The history of the Chartreux cat is confusing. I explore five theories on the breed’s origin, believe it or not. This is a very handsome, blue purebred cat; an ancient French cat. The breed looks like the blue British Shorthair and people might mistake one for the other although the body conformation is subtly different. You can read about this breed by clicking on this link: Chartreux cat.
Five theories on the origin
The first story about its origin fancifully states that the cat is a cross between an Egyptian cat and a Manul (Pallas’s cat or Pallas cat – a small wild cat living in Asia). This cannot be true and there is no scientific evidence that these two species of cat (domestic and wild) can mate.
The second is far more realistic but has proved to be dubious. The cat was imported from the Cape of Good Hope in South Africa to France in the 17th century by Carthusian monks. The main monastery in France for these monks is La Grande Chartreuse. It is just north of Grenoble near the Italian border in south-east France. The monastery was established in 1084.

Work order: Pick up the Chartreux cat origins text after its last sentence and keep writing it.

(Dataset excerpts)
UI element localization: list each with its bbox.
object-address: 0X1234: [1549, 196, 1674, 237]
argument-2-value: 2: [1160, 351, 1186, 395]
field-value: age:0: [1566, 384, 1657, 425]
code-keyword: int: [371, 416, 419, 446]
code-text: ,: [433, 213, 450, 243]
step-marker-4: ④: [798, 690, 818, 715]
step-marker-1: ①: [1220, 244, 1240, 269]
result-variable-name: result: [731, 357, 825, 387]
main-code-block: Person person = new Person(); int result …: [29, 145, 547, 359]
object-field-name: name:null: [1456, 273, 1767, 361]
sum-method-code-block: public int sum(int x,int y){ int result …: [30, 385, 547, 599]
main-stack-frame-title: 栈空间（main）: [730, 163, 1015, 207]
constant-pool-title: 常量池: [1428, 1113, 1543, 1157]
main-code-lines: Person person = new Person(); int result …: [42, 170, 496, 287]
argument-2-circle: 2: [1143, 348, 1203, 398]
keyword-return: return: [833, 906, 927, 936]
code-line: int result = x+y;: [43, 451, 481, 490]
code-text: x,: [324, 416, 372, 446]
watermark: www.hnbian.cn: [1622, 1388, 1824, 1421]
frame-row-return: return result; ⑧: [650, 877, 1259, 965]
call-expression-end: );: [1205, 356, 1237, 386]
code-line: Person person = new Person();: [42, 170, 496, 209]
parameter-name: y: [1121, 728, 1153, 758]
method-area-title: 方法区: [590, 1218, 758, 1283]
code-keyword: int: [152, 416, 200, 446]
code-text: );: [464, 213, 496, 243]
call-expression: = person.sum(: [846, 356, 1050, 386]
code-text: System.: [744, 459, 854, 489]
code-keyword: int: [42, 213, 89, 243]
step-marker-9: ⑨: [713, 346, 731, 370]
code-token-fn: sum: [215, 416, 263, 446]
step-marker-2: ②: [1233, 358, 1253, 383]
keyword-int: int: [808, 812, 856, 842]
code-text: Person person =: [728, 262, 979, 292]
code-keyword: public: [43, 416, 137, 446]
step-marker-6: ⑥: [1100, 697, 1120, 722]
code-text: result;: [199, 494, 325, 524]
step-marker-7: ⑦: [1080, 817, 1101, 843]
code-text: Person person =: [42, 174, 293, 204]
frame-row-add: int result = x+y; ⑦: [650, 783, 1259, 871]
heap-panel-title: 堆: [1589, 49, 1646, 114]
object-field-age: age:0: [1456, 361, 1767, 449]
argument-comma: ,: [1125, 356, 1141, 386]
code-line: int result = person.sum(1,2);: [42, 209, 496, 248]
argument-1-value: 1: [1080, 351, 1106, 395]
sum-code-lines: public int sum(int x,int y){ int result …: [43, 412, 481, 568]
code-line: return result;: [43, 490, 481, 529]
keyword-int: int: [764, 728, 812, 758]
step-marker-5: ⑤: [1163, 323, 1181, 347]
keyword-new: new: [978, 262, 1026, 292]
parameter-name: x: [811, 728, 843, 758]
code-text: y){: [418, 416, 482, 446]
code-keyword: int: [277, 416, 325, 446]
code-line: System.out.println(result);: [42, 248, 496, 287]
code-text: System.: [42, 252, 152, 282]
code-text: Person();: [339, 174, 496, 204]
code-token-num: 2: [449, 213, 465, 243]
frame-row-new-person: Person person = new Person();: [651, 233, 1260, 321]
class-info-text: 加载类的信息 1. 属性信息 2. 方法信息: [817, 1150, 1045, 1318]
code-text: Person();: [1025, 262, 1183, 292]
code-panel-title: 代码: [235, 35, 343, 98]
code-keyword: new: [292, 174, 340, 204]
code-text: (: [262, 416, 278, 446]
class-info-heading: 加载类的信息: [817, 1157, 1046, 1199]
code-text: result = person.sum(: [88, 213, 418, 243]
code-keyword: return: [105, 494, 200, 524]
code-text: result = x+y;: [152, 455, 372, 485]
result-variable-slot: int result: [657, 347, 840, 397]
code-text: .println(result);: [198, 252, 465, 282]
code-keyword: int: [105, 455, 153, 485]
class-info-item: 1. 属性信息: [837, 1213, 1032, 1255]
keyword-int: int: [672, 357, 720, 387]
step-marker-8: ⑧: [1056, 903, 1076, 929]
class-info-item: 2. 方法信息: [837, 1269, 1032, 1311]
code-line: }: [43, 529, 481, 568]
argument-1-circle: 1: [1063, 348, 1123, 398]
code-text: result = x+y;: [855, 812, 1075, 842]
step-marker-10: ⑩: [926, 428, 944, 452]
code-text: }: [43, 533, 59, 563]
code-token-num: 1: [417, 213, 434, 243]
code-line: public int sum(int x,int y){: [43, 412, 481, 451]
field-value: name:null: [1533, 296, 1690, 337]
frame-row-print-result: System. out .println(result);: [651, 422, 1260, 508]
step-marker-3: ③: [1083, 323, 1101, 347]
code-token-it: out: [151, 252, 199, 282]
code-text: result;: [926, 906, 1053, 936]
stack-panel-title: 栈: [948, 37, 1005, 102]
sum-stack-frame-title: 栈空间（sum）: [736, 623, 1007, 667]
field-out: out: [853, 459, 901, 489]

Your response:
The monks became well-known for founding this breed of cat (and a yellow and green liqueur). There is a reference from 1723:
“..is called the Chartreux because of the monks of this name who owned the first breed” (Universal Dictionary).
Another reference is seen in the Grand Encyclopaedia of 1753 but it seems that the author Chevalier de Jancourt was simple taking the information from the Universal Dictionary:
“Chartreux cats, perhaps named because it was the monks of this name that were the first to have this breed.”
There is no archival evidence supporting these statements. In 1972 the Prior of the Grand Chartreuse stated:
“We have never had the Chartreuse order..at the Cape of Good Hope. As for the subject of a breed of cat which had been of use by the Grand Chartreuse, our archives stand silent. Nothing lets us assume that a breed of this type of cat had been utilised in any epoch of our long history.”
Bang goes that neat theory and one which is generally accepted.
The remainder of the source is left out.